**EXERCISE**
Quote all lines below exactly. Images stay out.
***
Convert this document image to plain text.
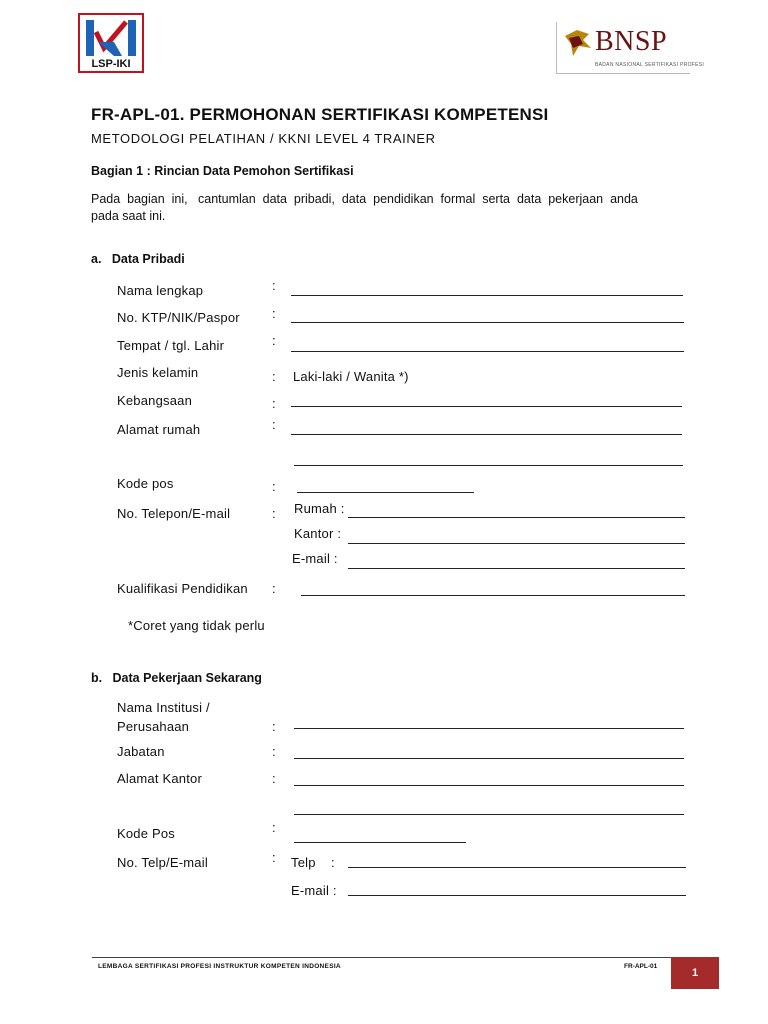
LSP-IKI
BNSP
BADAN NASIONAL SERTIFIKASI PROFESI
FR-APL-01. PERMOHONAN SERTIFIKASI KOMPETENSI
METODOLOGI PELATIHAN / KKNI LEVEL 4 TRAINER
Bagian 1 : Rincian Data Pemohon Sertifikasi
Pada  bagian  ini,   cantumlan  data  pribadi,  data  pendidikan  formal  serta  data  pekerjaan  anda
pada saat ini.
a.   Data Pribadi
Nama lengkap	:
No. KTP/NIK/Paspor :
Tempat / tgl. Lahir	:
Jenis kelamin	: Laki-laki / Wanita *)
Kebangsaan	:
Alamat rumah	:
Kode pos	:
No. Telepon/E-mail	: Rumah :
Kantor :
E-mail :
Kualifikasi Pendidikan :
*Coret yang tidak perlu
b.   Data Pekerjaan Sekarang
Nama Institusi /
Perusahaan	:
Jabatan	:
Alamat Kantor	:
Kode Pos	:
No. Telp/E-mail	: Telp :
E-mail :
LEMBAGA SERTIFIKASI PROFESI INSTRUKTUR KOMPETEN INDONESIA	FR-APL-01
1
***
**RESULT FOR THIS EXERCISE**
Convert this document image to plain text.
LSP-IKI
BNSP
BADAN NASIONAL SERTIFIKASI PROFESI
FR-APL-01. PERMOHONAN SERTIFIKASI KOMPETENSI
METODOLOGI PELATIHAN / KKNI LEVEL 4 TRAINER
Bagian 1 : Rincian Data Pemohon Sertifikasi
Pada  bagian  ini,   cantumlan  data  pribadi,  data  pendidikan  formal  serta  data  pekerjaan  anda
pada saat ini.
a.   Data Pribadi
Nama lengkap	:
No. KTP/NIK/Paspor :
Tempat / tgl. Lahir	:
Jenis kelamin	: Laki-laki / Wanita *)
Kebangsaan	:
Alamat rumah	:
Kode pos	:
No. Telepon/E-mail	: Rumah :
Kantor :
E-mail :
Kualifikasi Pendidikan :
*Coret yang tidak perlu
b.   Data Pekerjaan Sekarang
Nama Institusi /
Perusahaan	:
Jabatan	:
Alamat Kantor	:
Kode Pos	:
No. Telp/E-mail	: Telp :
E-mail :
LEMBAGA SERTIFIKASI PROFESI INSTRUKTUR KOMPETEN INDONESIA	FR-APL-01
1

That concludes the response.